-- Problem requirements --
Check every line below for the word "color" and copy the ones that have it.
━━ Material supplied
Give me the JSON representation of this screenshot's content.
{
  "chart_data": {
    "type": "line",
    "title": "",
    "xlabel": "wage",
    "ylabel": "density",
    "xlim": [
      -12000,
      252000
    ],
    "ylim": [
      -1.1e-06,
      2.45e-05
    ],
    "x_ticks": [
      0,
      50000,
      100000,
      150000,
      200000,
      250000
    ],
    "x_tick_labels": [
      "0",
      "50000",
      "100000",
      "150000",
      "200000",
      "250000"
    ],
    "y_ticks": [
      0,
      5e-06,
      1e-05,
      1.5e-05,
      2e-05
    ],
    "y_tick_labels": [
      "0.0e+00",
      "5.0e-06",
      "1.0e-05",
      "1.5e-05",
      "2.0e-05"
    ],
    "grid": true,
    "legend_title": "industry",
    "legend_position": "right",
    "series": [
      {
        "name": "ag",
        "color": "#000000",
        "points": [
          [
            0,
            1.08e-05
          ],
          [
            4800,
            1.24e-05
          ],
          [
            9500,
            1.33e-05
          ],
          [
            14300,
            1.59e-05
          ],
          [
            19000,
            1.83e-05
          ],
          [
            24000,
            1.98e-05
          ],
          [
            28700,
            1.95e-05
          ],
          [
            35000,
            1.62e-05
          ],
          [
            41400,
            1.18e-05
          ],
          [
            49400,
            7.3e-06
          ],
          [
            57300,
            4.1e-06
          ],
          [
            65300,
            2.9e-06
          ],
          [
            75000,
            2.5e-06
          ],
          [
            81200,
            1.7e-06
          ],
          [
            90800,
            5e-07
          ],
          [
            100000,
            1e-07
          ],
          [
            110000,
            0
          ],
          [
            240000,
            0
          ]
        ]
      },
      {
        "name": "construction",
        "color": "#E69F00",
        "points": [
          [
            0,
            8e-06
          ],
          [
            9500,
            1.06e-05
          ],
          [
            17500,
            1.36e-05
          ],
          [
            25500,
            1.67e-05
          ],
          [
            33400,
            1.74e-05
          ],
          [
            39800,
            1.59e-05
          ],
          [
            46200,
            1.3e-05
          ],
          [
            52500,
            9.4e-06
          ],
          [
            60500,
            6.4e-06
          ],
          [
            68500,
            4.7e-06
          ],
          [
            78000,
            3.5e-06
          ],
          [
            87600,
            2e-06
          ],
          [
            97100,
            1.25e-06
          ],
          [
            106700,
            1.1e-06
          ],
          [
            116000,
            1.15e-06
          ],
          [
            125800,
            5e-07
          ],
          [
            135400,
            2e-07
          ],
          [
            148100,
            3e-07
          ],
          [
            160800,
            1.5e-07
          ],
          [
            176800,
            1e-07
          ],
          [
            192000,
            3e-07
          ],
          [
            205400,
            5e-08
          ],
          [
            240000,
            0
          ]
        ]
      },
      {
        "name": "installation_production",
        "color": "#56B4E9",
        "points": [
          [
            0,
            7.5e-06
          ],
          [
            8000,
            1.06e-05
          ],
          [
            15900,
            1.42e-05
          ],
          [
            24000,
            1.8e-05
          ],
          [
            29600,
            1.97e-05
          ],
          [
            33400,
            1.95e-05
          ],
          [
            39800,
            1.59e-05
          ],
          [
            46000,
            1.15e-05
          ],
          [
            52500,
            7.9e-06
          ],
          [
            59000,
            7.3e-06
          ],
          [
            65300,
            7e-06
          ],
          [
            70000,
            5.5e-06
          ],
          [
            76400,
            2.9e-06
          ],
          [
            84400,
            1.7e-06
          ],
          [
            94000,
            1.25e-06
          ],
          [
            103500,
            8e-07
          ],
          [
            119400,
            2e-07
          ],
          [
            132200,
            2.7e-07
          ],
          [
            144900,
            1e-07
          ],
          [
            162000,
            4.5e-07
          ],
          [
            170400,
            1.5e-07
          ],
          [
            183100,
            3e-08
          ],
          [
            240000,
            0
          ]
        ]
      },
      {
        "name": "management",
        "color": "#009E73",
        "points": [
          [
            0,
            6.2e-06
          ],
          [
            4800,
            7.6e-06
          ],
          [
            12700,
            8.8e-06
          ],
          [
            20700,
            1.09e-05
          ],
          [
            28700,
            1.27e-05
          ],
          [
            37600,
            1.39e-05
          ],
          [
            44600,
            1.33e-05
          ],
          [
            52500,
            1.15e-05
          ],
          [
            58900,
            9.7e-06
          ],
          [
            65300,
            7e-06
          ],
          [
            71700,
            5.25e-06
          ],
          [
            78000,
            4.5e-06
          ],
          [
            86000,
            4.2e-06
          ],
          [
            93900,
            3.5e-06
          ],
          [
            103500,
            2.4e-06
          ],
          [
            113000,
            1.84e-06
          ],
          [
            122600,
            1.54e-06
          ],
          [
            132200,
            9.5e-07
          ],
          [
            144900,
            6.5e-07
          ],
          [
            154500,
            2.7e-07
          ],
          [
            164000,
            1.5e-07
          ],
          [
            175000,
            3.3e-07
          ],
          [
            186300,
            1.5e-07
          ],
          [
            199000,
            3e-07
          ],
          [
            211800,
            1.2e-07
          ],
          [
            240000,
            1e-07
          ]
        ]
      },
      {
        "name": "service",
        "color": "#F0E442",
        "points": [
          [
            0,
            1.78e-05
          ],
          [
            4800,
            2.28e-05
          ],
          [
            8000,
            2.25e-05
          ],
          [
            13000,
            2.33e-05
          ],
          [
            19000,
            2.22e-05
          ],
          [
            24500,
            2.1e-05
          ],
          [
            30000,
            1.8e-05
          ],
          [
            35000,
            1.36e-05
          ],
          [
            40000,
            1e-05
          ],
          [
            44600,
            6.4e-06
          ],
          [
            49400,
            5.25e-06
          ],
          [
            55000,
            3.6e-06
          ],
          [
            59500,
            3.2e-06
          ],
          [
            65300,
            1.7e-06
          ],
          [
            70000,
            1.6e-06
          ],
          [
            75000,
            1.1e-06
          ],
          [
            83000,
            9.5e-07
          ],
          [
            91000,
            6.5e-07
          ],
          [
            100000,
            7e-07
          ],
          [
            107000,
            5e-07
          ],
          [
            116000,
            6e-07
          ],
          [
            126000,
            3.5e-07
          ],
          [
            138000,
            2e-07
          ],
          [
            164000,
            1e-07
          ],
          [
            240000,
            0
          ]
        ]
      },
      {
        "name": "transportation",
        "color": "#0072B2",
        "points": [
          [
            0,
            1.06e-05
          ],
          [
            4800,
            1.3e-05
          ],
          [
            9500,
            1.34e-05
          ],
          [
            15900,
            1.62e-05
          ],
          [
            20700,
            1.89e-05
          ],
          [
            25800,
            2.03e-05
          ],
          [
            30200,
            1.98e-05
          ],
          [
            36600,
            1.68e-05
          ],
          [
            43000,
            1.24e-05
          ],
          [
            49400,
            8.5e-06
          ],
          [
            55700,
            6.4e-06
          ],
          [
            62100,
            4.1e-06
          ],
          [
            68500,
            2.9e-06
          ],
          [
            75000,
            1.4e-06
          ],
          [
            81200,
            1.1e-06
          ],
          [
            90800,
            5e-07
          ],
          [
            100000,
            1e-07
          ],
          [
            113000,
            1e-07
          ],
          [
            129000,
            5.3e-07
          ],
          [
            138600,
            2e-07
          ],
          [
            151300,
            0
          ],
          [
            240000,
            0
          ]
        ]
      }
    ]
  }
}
━━━━
-- Solution for this problem --
        "color": "#000000",
        "color": "#E69F00",
        "color": "#56B4E9",
        "color": "#009E73",
        "color": "#F0E442",
        "color": "#0072B2",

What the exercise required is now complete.